---- Page extract

Economic sustainability is often and unfortunately seen as an altogether different concept, however it is a consequence of a combination of market forces, farm size, land values, land capability, degradation status and farm management skills.

Causes of unsustainability

The primary cause of non-sustainability has been the over-use of our lands, driven by societal expectations and support, fostered by a widespread lack of knowledge of the consequences of over-use, and aided and abetted by the quite natural short term self interest of individual farmers. Legislation favouring closer settlement for misguided social objectives, drought relief measures favouring farmer welfare to the detriment of land condition and incentives for land clearing for narrowly-based developmental objectives have been major contributing causes. Sustainable land management is tragically still hampered by out-dated legislation in some States (2).

However no one group can be blamed for any lack of sustainability.

White Australians have treated their lands differently to the ways in which land has been managed in many other societies, and far removed from the gentle, rhythmic yet disciplined ways in which black Australians treated the same land.

Black Australians treated land as if it had a soul (which it did of course to them), whereas white Australians so often treated their land as a means to an end. A way of becoming wealthy, a means of earning income, an economic resource to be exploited once our basic needs for food and fibre had been satisfied.

Australians have used land for economic purposes, for private gain and business growth, for a mere 200 years or eight generations. We have used land in ways that were wasteful of natural resources seen at the time to be of little economic value. Forests, bushland (pejoratively described as scrub), mallee stumps, cereal stubbles, native grasses and surplus rainfall were all systematically destroyed or discarded as valueless, whereas all are now recognised, valued, conserved or being slowly replaced.

The history of land management by white settlers was not wrong, or immoral, it needs to be seen as reality, a reflection of the culture of the time and of an unusual opportunity to conquer and exploit.

For example, Meinig (7) describing early settlement in South Australia, says 'the perfection of the railway, and the elaboration of a new array of farming machinery allowed such remote lands to be transformed almost immediately into specialised grain regions rather than gradually evolving through various stages from subsistence farming'.

--------
---- Data segment

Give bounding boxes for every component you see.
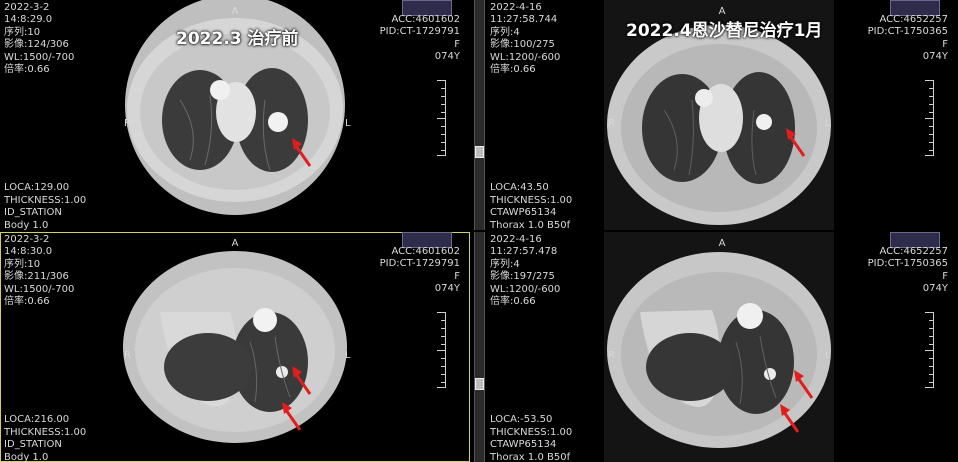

--------

* Your objective: Continue the passage on Australian land use and sustainability from the point where it ends. None of the lines are needed here.

* Final result:
The economic imperative to exploit all available lands was reinforced by a 'bush ethos' of those who lived and worked in the bush. This was characterised by:

  • a high value placed on hard physical toil, on the value of work itself;
  • honesty and mateship to fellow bush people (provided they were white and anglo-celtic) which discouraged individual questioning;
  • virtue in development because it was good in itself and akin to being Biblically ordained;
  • encouragement from the mid-nineteenth century onwards by the mother country for continual supplies of raw goods in return for markets for manufactured goods;
  • a post-war-era obligation to grow grain to feed the hungry world, and to grow two blades of grass where one grew before (even if we now know that the original single blade was at least drought resistant);
  • an often unspoken imperative to remove the alien and threatening 'scrub', to tame the bush into compliant submission.

Neither was this bush ethos wrong.

This ethos, combined with the acceptability and even gratitude felt by the community for those who exploited the land, validated our exploitative land usage of the past.

I know all this from experience - I have been part of it.

'To the pioneer belongs high praise because he has sought new ways in the face of hardship and has experimented with the earth and with himself. He has been an explorer of homesteads and regions, a discoverer of the earth's bounty and of the places where she withholds it.' (7)

This era of exploitative land use, grand and exciting as it was, is drawing to a close. We are now moving toward a more mature and understanding approach of a sustainable agriculture based on ecological principles, not on a bush ethos, not just on economic values of the day, not just on our desire for continued development.

The exponential growth assumptions implicit in previous private and government planning, based on continual expansion of farmed area and continued yield increases does not fit within the concept of sustainability.

However, development for its own sake still continues in some areas. Trees are still being killed in the Decade of the Tree. Not with blunt and noisy bulldozers but with sophisticated, silent and cheap herbicides developed and tested by first class researchers, and justified with excellent economics. The problem for society and for agriculture as a whole, is that research may not consider the off-site effects of clearing over time and space, and thus any economic evaluation is unable to recognise these offsite effects and quantify their costs.

Research must be conducted in an holistic manner, and use a systems approach to issues to avoid a continuation of unsustainable development (8).

We now realise, sombrely in many cases, that agriculture has reached its limits in the level of damage to the land which society will accept and more importantly the level of damage the land itself will tolerate.

How sustainable has our land use been?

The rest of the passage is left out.